**AIM**
Give the listing again in full, exactly as written.

**Dataset items**
--------------------------------------------------

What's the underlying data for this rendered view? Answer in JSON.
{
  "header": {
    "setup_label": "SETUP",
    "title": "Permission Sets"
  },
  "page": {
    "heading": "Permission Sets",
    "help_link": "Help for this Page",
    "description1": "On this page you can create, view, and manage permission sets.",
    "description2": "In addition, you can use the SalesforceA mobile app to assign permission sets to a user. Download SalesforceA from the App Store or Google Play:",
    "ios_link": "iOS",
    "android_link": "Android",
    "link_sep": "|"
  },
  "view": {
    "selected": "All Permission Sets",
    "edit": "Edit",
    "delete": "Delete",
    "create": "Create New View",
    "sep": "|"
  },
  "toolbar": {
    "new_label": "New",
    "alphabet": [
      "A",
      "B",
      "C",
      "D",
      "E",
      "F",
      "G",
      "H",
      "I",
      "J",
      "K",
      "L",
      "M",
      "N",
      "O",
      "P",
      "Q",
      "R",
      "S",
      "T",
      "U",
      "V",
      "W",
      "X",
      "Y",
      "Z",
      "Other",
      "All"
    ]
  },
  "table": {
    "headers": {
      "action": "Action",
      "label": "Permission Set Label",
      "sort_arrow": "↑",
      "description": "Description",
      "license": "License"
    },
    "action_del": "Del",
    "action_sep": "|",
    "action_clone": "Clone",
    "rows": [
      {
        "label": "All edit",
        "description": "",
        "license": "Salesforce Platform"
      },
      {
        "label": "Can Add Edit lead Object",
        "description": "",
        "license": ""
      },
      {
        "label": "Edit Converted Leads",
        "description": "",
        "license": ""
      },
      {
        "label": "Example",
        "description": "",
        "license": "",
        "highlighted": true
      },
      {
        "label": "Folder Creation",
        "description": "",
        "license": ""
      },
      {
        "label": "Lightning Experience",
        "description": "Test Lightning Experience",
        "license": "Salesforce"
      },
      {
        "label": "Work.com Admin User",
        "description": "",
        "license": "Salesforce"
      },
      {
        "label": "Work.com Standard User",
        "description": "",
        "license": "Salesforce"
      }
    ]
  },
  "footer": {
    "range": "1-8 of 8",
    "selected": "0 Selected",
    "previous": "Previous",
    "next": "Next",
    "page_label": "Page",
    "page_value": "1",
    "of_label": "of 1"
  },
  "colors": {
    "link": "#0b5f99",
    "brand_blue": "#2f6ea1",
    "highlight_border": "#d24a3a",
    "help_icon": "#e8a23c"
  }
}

--------------------------------------------------

**OUTPUT FOR THIS TASK**
What's the underlying data for this rendered view? Answer in JSON.
{
  "header": {
    "setup_label": "SETUP",
    "title": "Permission Sets"
  },
  "page": {
    "heading": "Permission Sets",
    "help_link": "Help for this Page",
    "description1": "On this page you can create, view, and manage permission sets.",
    "description2": "In addition, you can use the SalesforceA mobile app to assign permission sets to a user. Download SalesforceA from the App Store or Google Play:",
    "ios_link": "iOS",
    "android_link": "Android",
    "link_sep": "|"
  },
  "view": {
    "selected": "All Permission Sets",
    "edit": "Edit",
    "delete": "Delete",
    "create": "Create New View",
    "sep": "|"
  },
  "toolbar": {
    "new_label": "New",
    "alphabet": [
      "A",
      "B",
      "C",
      "D",
      "E",
      "F",
      "G",
      "H",
      "I",
      "J",
      "K",
      "L",
      "M",
      "N",
      "O",
      "P",
      "Q",
      "R",
      "S",
      "T",
      "U",
      "V",
      "W",
      "X",
      "Y",
      "Z",
      "Other",
      "All"
    ]
  },
  "table": {
    "headers": {
      "action": "Action",
      "label": "Permission Set Label",
      "sort_arrow": "↑",
      "description": "Description",
      "license": "License"
    },
    "action_del": "Del",
    "action_sep": "|",
    "action_clone": "Clone",
    "rows": [
      {
        "label": "All edit",
        "description": "",
        "license": "Salesforce Platform"
      },
      {
        "label": "Can Add Edit lead Object",
        "description": "",
        "license": ""
      },
      {
        "label": "Edit Converted Leads",
        "description": "",
        "license": ""
      },
      {
        "label": "Example",
        "description": "",
        "license": "",
        "highlighted": true
      },
      {
        "label": "Folder Creation",
        "description": "",
        "license": ""
      },
      {
        "label": "Lightning Experience",
        "description": "Test Lightning Experience",
        "license": "Salesforce"
      },
      {
        "label": "Work.com Admin User",
        "description": "",
        "license": "Salesforce"
      },
      {
        "label": "Work.com Standard User",
        "description": "",
        "license": "Salesforce"
      }
    ]
  },
  "footer": {
    "range": "1-8 of 8",
    "selected": "0 Selected",
    "previous": "Previous",
    "next": "Next",
    "page_label": "Page",
    "page_value": "1",
    "of_label": "of 1"
  },
  "colors": {
    "link": "#0b5f99",
    "brand_blue": "#2f6ea1",
    "highlight_border": "#d24a3a",
    "help_icon": "#e8a23c"
  }
}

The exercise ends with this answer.